Exercise brief - Determine the number of lines in the listing below where the string "color" occurs; answer with the number alone.

(Source records)
[Begin]
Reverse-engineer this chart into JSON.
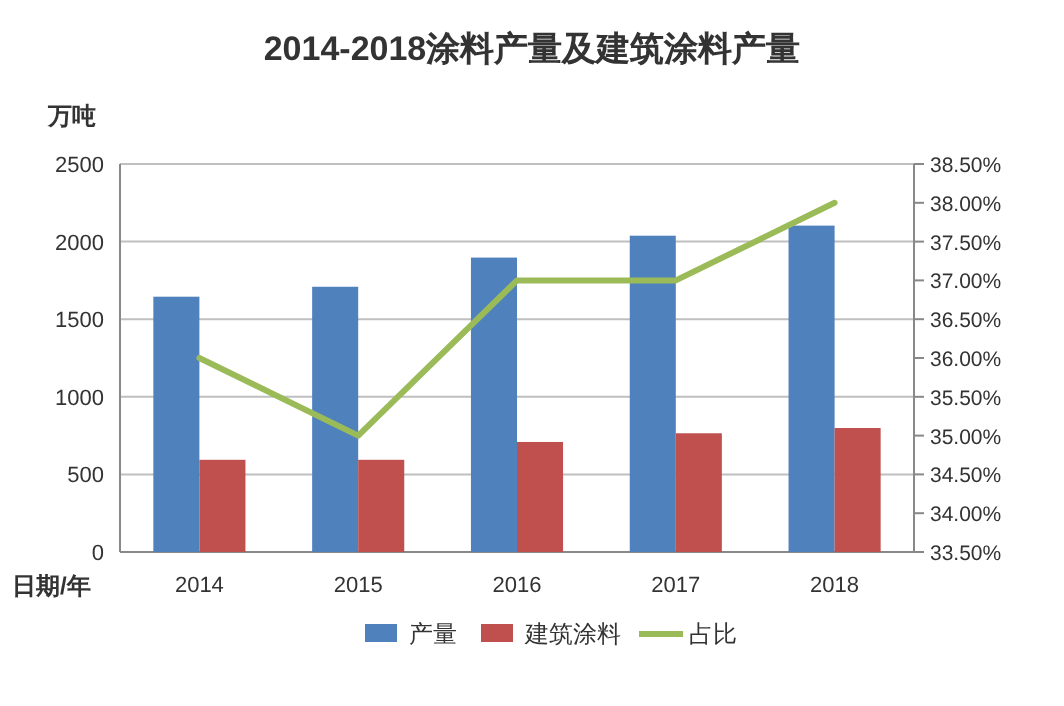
{
  "chart_data": {
    "type": "bar",
    "title": "2014-2018涂料产量及建筑涂料产量",
    "xlabel": "日期/年",
    "ylabel": "万吨",
    "categories": [
      "2014",
      "2015",
      "2016",
      "2017",
      "2018"
    ],
    "series": [
      {
        "name": "产量",
        "color": "#4f81bd",
        "values": [
          1645,
          1709,
          1897,
          2038,
          2103
        ]
      },
      {
        "name": "建筑涂料",
        "color": "#c0504d",
        "values": [
          594,
          594,
          709,
          765,
          799
        ]
      },
      {
        "name": "占比",
        "type": "line",
        "axis": "y2",
        "color": "#9bbb59",
        "values": [
          36.0,
          35.0,
          37.0,
          37.0,
          38.0
        ]
      }
    ],
    "ylim": [
      0,
      2500
    ],
    "yticks": [
      0,
      500,
      1000,
      1500,
      2000,
      2500
    ],
    "y2lim": [
      33.5,
      38.5
    ],
    "y2ticks": [
      {
        "value": 33.5,
        "label": "33.50%"
      },
      {
        "value": 34.0,
        "label": "34.00%"
      },
      {
        "value": 34.5,
        "label": "34.50%"
      },
      {
        "value": 35.0,
        "label": "35.00%"
      },
      {
        "value": 35.5,
        "label": "35.50%"
      },
      {
        "value": 36.0,
        "label": "36.00%"
      },
      {
        "value": 36.5,
        "label": "36.50%"
      },
      {
        "value": 37.0,
        "label": "37.00%"
      },
      {
        "value": 37.5,
        "label": "37.50%"
      },
      {
        "value": 38.0,
        "label": "38.00%"
      },
      {
        "value": 38.5,
        "label": "38.50%"
      }
    ],
    "grid": "y",
    "legend": "bottom"
  }
}
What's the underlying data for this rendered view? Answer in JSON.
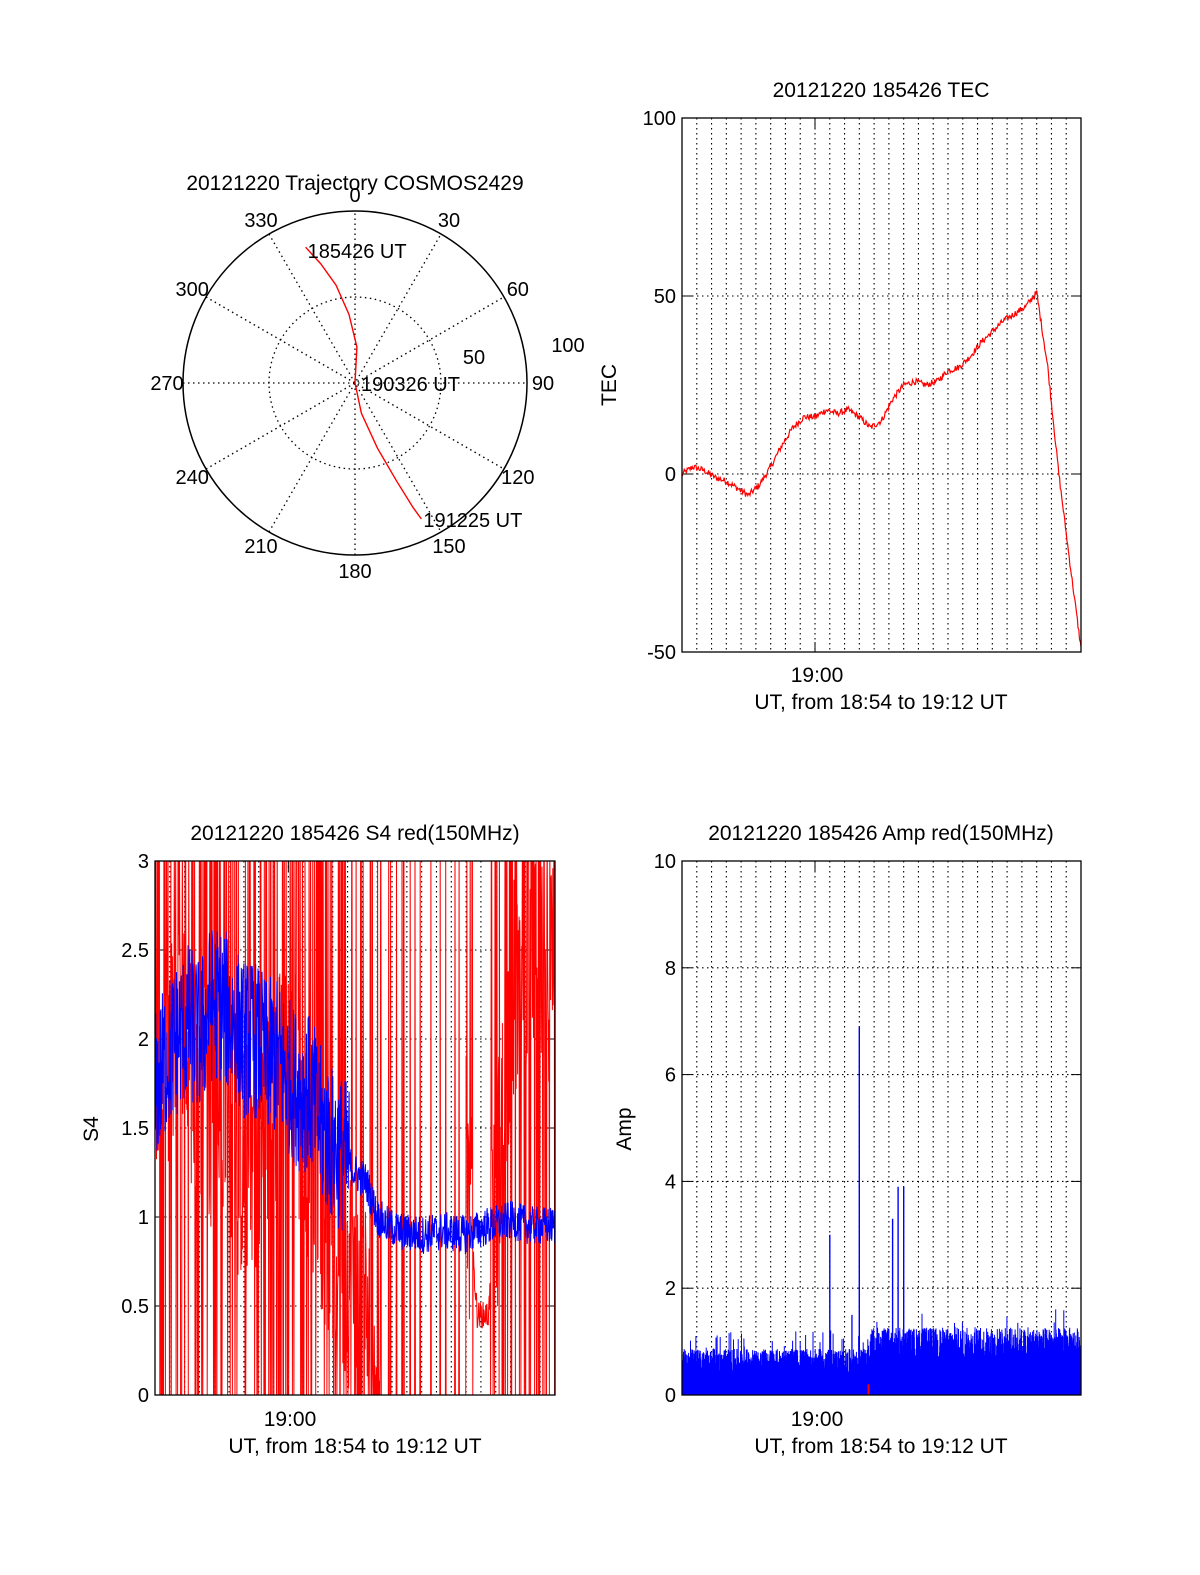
[End]
Output of the task - 3